▶ _TASK GOAL_:
Restate all of the data exactly.

-.-.-

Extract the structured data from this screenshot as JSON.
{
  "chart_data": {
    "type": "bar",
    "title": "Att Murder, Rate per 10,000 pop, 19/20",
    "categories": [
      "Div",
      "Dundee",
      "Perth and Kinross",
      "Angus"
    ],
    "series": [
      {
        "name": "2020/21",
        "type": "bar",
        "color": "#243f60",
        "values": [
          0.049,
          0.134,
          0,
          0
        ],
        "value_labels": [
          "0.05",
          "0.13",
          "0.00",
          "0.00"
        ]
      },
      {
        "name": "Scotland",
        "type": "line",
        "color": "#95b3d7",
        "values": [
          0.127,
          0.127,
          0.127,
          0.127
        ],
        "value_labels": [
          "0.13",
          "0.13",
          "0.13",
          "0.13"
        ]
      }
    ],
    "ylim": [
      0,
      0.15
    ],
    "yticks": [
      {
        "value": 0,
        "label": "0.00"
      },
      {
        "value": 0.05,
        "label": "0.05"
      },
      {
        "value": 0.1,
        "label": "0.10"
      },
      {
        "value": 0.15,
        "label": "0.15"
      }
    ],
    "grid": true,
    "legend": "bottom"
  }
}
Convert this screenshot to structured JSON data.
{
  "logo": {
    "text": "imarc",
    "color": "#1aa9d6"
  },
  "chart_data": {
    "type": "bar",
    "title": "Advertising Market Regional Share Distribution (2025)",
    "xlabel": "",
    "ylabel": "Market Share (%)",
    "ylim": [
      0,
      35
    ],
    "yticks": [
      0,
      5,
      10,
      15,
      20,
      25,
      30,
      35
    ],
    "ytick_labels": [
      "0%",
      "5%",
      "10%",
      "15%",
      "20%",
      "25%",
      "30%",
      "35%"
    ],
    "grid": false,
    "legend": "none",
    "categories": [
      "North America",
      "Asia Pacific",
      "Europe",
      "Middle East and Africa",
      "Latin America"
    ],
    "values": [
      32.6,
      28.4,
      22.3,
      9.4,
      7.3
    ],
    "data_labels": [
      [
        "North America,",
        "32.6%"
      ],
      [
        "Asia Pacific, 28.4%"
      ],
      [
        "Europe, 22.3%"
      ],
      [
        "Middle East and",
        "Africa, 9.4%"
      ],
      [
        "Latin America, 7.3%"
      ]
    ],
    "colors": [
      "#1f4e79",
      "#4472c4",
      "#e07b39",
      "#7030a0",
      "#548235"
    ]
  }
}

-.-.-

▶ _SOLUTION FOR THIS PROBLEM_:
Extract the structured data from this screenshot as JSON.
{
  "chart_data": {
    "type": "bar",
    "title": "Att Murder, Rate per 10,000 pop, 19/20",
    "categories": [
      "Div",
      "Dundee",
      "Perth and Kinross",
      "Angus"
    ],
    "series": [
      {
        "name": "2020/21",
        "type": "bar",
        "color": "#243f60",
        "values": [
          0.049,
          0.134,
          0,
          0
        ],
        "value_labels": [
          "0.05",
          "0.13",
          "0.00",
          "0.00"
        ]
      },
      {
        "name": "Scotland",
        "type": "line",
        "color": "#95b3d7",
        "values": [
          0.127,
          0.127,
          0.127,
          0.127
        ],
        "value_labels": [
          "0.13",
          "0.13",
          "0.13",
          "0.13"
        ]
      }
    ],
    "ylim": [
      0,
      0.15
    ],
    "yticks": [
      {
        "value": 0,
        "label": "0.00"
      },
      {
        "value": 0.05,
        "label": "0.05"
      },
      {
        "value": 0.1,
        "label": "0.10"
      },
      {
        "value": 0.15,
        "label": "0.15"
      }
    ],
    "grid": true,
    "legend": "bottom"
  }
}
Convert this screenshot to structured JSON data.
{
  "logo": {
    "text": "imarc",
    "color": "#1aa9d6"
  },
  "chart_data": {
    "type": "bar",
    "title": "Advertising Market Regional Share Distribution (2025)",
    "xlabel": "",
    "ylabel": "Market Share (%)",
    "ylim": [
      0,
      35
    ],
    "yticks": [
      0,
      5,
      10,
      15,
      20,
      25,
      30,
      35
    ],
    "ytick_labels": [
      "0%",
      "5%",
      "10%",
      "15%",
      "20%",
      "25%",
      "30%",
      "35%"
    ],
    "grid": false,
    "legend": "none",
    "categories": [
      "North America",
      "Asia Pacific",
      "Europe",
      "Middle East and Africa",
      "Latin America"
    ],
    "values": [
      32.6,
      28.4,
      22.3,
      9.4,
      7.3
    ],
    "data_labels": [
      [
        "North America,",
        "32.6%"
      ],
      [
        "Asia Pacific, 28.4%"
      ],
      [
        "Europe, 22.3%"
      ],
      [
        "Middle East and",
        "Africa, 9.4%"
      ],
      [
        "Latin America, 7.3%"
      ]
    ],
    "colors": [
      "#1f4e79",
      "#4472c4",
      "#e07b39",
      "#7030a0",
      "#548235"
    ]
  }
}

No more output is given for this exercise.